[Records from a dataset]

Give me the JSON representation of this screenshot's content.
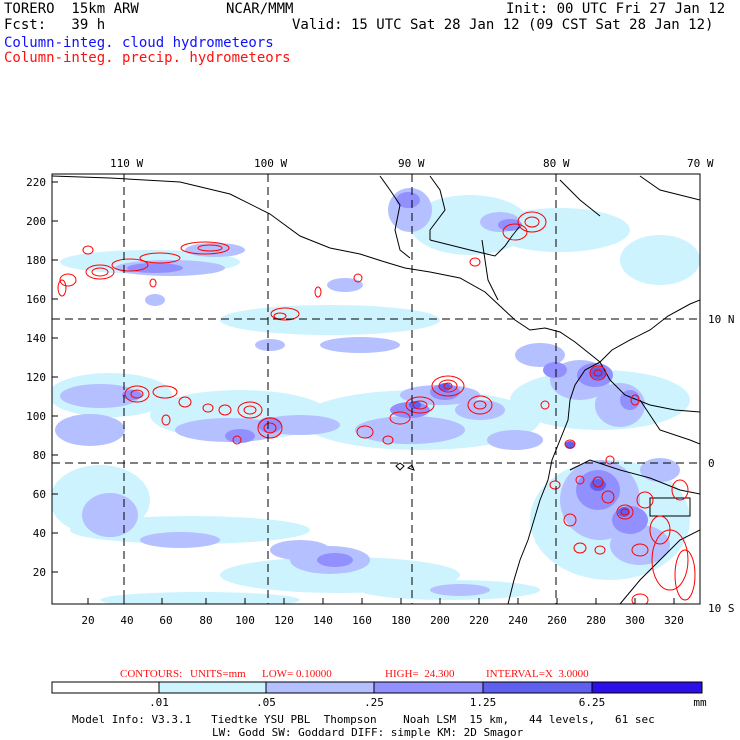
{
  "header": {
    "model": "TORERO  15km ARW",
    "org": "NCAR/MMM",
    "init": "Init: 00 UTC Fri 27 Jan 12",
    "fcst": "Fcst:   39 h",
    "valid": "Valid: 15 UTC Sat 28 Jan 12 (09 CST Sat 28 Jan 12)",
    "field_cloud": "Column-integ. cloud hydrometeors",
    "field_precip": "Column-integ. precip. hydrometeors"
  },
  "map": {
    "lon_labels": [
      "110 W",
      "100 W",
      "90 W",
      "80 W",
      "70 W"
    ],
    "lat_labels": [
      "10 N",
      "0",
      "10 S"
    ],
    "y_ticks": [
      "220",
      "200",
      "180",
      "160",
      "140",
      "120",
      "100",
      "80",
      "60",
      "40",
      "20"
    ],
    "x_ticks": [
      "20",
      "40",
      "60",
      "80",
      "100",
      "120",
      "140",
      "160",
      "180",
      "200",
      "220",
      "240",
      "260",
      "280",
      "300",
      "320"
    ],
    "contour_color": "#ff0000",
    "coast_color": "#000000"
  },
  "contour_info": {
    "contours": "CONTOURS:",
    "units": "UNITS=mm",
    "low": "LOW= 0.10000",
    "high": "HIGH=  24.300",
    "interval": "INTERVAL=X  3.0000"
  },
  "colorbar": {
    "labels": [
      ".01",
      ".05",
      ".25",
      "1.25",
      "6.25",
      "mm"
    ],
    "colors": [
      "#ffffff",
      "#cdf3ff",
      "#b4c0ff",
      "#9290ff",
      "#6060f0",
      "#2c10e8"
    ]
  },
  "footer": {
    "line1": "Model Info: V3.3.1   Tiedtke YSU PBL  Thompson    Noah LSM  15 km,   44 levels,   61 sec",
    "line2": "LW: Godd SW: Goddard DIFF: simple KM: 2D Smagor"
  }
}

Stated goal: Repeat verbatim all the material, but not the pictures.

The reply:
Give me the JSON representation of this screenshot's content.
{
  "header": {
    "model": "TORERO  15km ARW",
    "org": "NCAR/MMM",
    "init": "Init: 00 UTC Fri 27 Jan 12",
    "fcst": "Fcst:   39 h",
    "valid": "Valid: 15 UTC Sat 28 Jan 12 (09 CST Sat 28 Jan 12)",
    "field_cloud": "Column-integ. cloud hydrometeors",
    "field_precip": "Column-integ. precip. hydrometeors"
  },
  "map": {
    "lon_labels": [
      "110 W",
      "100 W",
      "90 W",
      "80 W",
      "70 W"
    ],
    "lat_labels": [
      "10 N",
      "0",
      "10 S"
    ],
    "y_ticks": [
      "220",
      "200",
      "180",
      "160",
      "140",
      "120",
      "100",
      "80",
      "60",
      "40",
      "20"
    ],
    "x_ticks": [
      "20",
      "40",
      "60",
      "80",
      "100",
      "120",
      "140",
      "160",
      "180",
      "200",
      "220",
      "240",
      "260",
      "280",
      "300",
      "320"
    ],
    "contour_color": "#ff0000",
    "coast_color": "#000000"
  },
  "contour_info": {
    "contours": "CONTOURS:",
    "units": "UNITS=mm",
    "low": "LOW= 0.10000",
    "high": "HIGH=  24.300",
    "interval": "INTERVAL=X  3.0000"
  },
  "colorbar": {
    "labels": [
      ".01",
      ".05",
      ".25",
      "1.25",
      "6.25",
      "mm"
    ],
    "colors": [
      "#ffffff",
      "#cdf3ff",
      "#b4c0ff",
      "#9290ff",
      "#6060f0",
      "#2c10e8"
    ]
  },
  "footer": {
    "line1": "Model Info: V3.3.1   Tiedtke YSU PBL  Thompson    Noah LSM  15 km,   44 levels,   61 sec",
    "line2": "LW: Godd SW: Goddard DIFF: simple KM: 2D Smagor"
  }
}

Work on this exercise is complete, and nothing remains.